[Dataset records]

• • • • •

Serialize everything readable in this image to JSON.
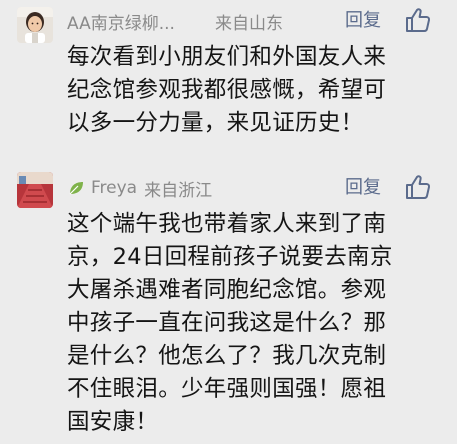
{
  "comments": [
    {
      "nickname": "AA南京绿柳...",
      "location": "来自山东",
      "reply_label": "回复",
      "avatar": "child-photo-avatar",
      "like_icon": "thumbs-up-icon",
      "text_lines": [
        "每次看到小朋友们和外国友人来",
        "纪念馆参观我都很感慨，希望可",
        "以多一分力量，来见证历史！"
      ]
    },
    {
      "nickname": "Freya",
      "location": "来自浙江",
      "reply_label": "回复",
      "avatar": "red-stairs-avatar",
      "badge_icon": "leaf-icon",
      "like_icon": "thumbs-up-icon",
      "text_lines": [
        "这个端午我也带着家人来到了南",
        "京，24日回程前孩子说要去南京",
        "大屠杀遇难者同胞纪念馆。参观",
        "中孩子一直在问我这是什么？那",
        "是什么？他怎么了？我几次克制",
        "不住眼泪。少年强则国强！愿祖",
        "国安康！"
      ]
    }
  ],
  "colors": {
    "background": "#ececec",
    "meta_text": "#8a8a8a",
    "reply_link": "#5b6b8c",
    "body_text": "#151515"
  }
}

• • • • •

REQUIREMENTS →
Retype the whole listing, keeping every line identical and omitting all pictures.

WRITTEN SOLUTION →
Serialize everything readable in this image to JSON.
{
  "comments": [
    {
      "nickname": "AA南京绿柳...",
      "location": "来自山东",
      "reply_label": "回复",
      "avatar": "child-photo-avatar",
      "like_icon": "thumbs-up-icon",
      "text_lines": [
        "每次看到小朋友们和外国友人来",
        "纪念馆参观我都很感慨，希望可",
        "以多一分力量，来见证历史！"
      ]
    },
    {
      "nickname": "Freya",
      "location": "来自浙江",
      "reply_label": "回复",
      "avatar": "red-stairs-avatar",
      "badge_icon": "leaf-icon",
      "like_icon": "thumbs-up-icon",
      "text_lines": [
        "这个端午我也带着家人来到了南",
        "京，24日回程前孩子说要去南京",
        "大屠杀遇难者同胞纪念馆。参观",
        "中孩子一直在问我这是什么？那",
        "是什么？他怎么了？我几次克制",
        "不住眼泪。少年强则国强！愿祖",
        "国安康！"
      ]
    }
  ],
  "colors": {
    "background": "#ececec",
    "meta_text": "#8a8a8a",
    "reply_link": "#5b6b8c",
    "body_text": "#151515"
  }
}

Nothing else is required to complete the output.